De acuerdo con la Organización Mundial de la Salud (OMS), uno de cada 100 niños nace con algún grado de condición autista, algo que ha puesto reflectores sobre esta situación y ha impulsado estudios para comprender la realidad de las personas con trastorno del espectro autista (TEA).
Hace varias décadas hablar de autismo era un auténtico misterio, lo que derivó en que muchos adultos desconocen que viven con un grado de autismo. Ese es el caso de Daniel Pineda, artista y cantante salvadoreño conocido como Danny Forrest, quien hasta hace dos años recibió dicho diagnóstico que explicó muchas situaciones que vivió en su niñez y adolescencia.
«Era un niño con demasiada sensibilidad; sin embargo, siempre hubo señales o actitudes que reflejaban mi condición, pero no fue algo que mi familia haya podido notar con claridad, ya que en esos años había menos información sobre el autismo de la que existe ahora, cuando aún podemos decir que se tiene poco conocimiento sobre la condición», relató.

Según la OMS, «los trastornos del autismo son un grupo de afecciones diversas que se caracterizan por algún grado de dificultad en la interacción social y la comunicación», algo que se relaciona directamente con la forma en cómo perciben su entorno a través de los sentidos, lo que vuelve a las personas con esta condición mucho más sensibles a ciertos estímulos.
En el caso de Daniel, sus dificultades de integración se orientaban a sus procesos de interacción social. «Evitaba todo contacto cuando me sentía abrumado. Me costaba ver a los ojos a los demás, hablar y socializar, todo eso siempre me afectó bastante. Cuando me sentía demasiado nervioso, corría a mi cuarto y me encerraba totalmente. Toda mi adolescencia fue complicada. En la universidad también fue complicado. Aprendí a hacer varias cosas que la vida te exige, pero más por la presión de tener que hacerlas y no siendo encaminado de la mejor manera. Eso pasa cuando nadie comprende lo que te sucede», comentó.

☆ ☆ ☆ ☆ ☆

Tarea asignada A: Cita del texto sobre el autismo todo el pasaje que va desde "De acuerdo con" hasta "niñez y adolescencia.".
Tarea asignada B: Indica si cada afirmación concuerda con el texto sobre el autismo. Responde sí o no y cita las palabras que lo deciden: (i) según la OMS, uno de cada 100 niños nace con algún grado de condición autista; (ii) Daniel Pineda recibió su diagnóstico durante la niñez; (iii) Daniel cuenta que la universidad le resultó fácil.

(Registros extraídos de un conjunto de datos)
☆ ☆ ☆ ☆ ☆

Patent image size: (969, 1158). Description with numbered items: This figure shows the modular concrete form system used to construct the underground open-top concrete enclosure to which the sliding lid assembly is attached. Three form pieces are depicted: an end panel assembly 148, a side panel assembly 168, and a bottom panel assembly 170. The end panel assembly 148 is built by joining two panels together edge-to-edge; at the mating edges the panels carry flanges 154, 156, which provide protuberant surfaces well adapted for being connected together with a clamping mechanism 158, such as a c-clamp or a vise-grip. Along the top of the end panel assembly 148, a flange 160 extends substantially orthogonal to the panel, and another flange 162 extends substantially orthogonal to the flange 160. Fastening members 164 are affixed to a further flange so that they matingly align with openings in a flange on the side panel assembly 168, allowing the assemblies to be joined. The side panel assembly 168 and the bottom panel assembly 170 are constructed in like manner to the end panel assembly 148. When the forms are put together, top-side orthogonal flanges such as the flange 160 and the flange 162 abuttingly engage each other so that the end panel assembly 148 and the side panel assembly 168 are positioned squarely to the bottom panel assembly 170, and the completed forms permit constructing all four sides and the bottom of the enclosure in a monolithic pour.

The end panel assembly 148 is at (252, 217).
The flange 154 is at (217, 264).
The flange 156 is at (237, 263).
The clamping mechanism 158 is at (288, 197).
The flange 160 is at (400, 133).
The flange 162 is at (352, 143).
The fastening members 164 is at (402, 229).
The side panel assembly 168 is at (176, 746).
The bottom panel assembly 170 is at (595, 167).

☆ ☆ ☆ ☆ ☆

Tu solución A:
De acuerdo con la Organización Mundial de la Salud (OMS), uno de cada 100 niños nace con algún grado de condición autista, algo que ha puesto reflectores sobre esta situación y ha impulsado estudios para comprender la realidad de las personas con trastorno del espectro autista (TEA).
Hace varias décadas hablar de autismo era un auténtico misterio, lo que derivó en que muchos adultos desconocen que viven con un grado de autismo. Ese es el caso de Daniel Pineda, artista y cantante salvadoreño conocido como Danny Forrest, quien hasta hace dos años recibió dicho diagnóstico que explicó muchas situaciones que vivió en su niñez y adolescencia.

Tu solución B:
(i) Sí: «uno de cada 100 niños nace con algún grado de condición autista».
(ii) No: «quien hasta hace dos años recibió dicho diagnóstico».
(iii) No: «En la universidad también fue complicado».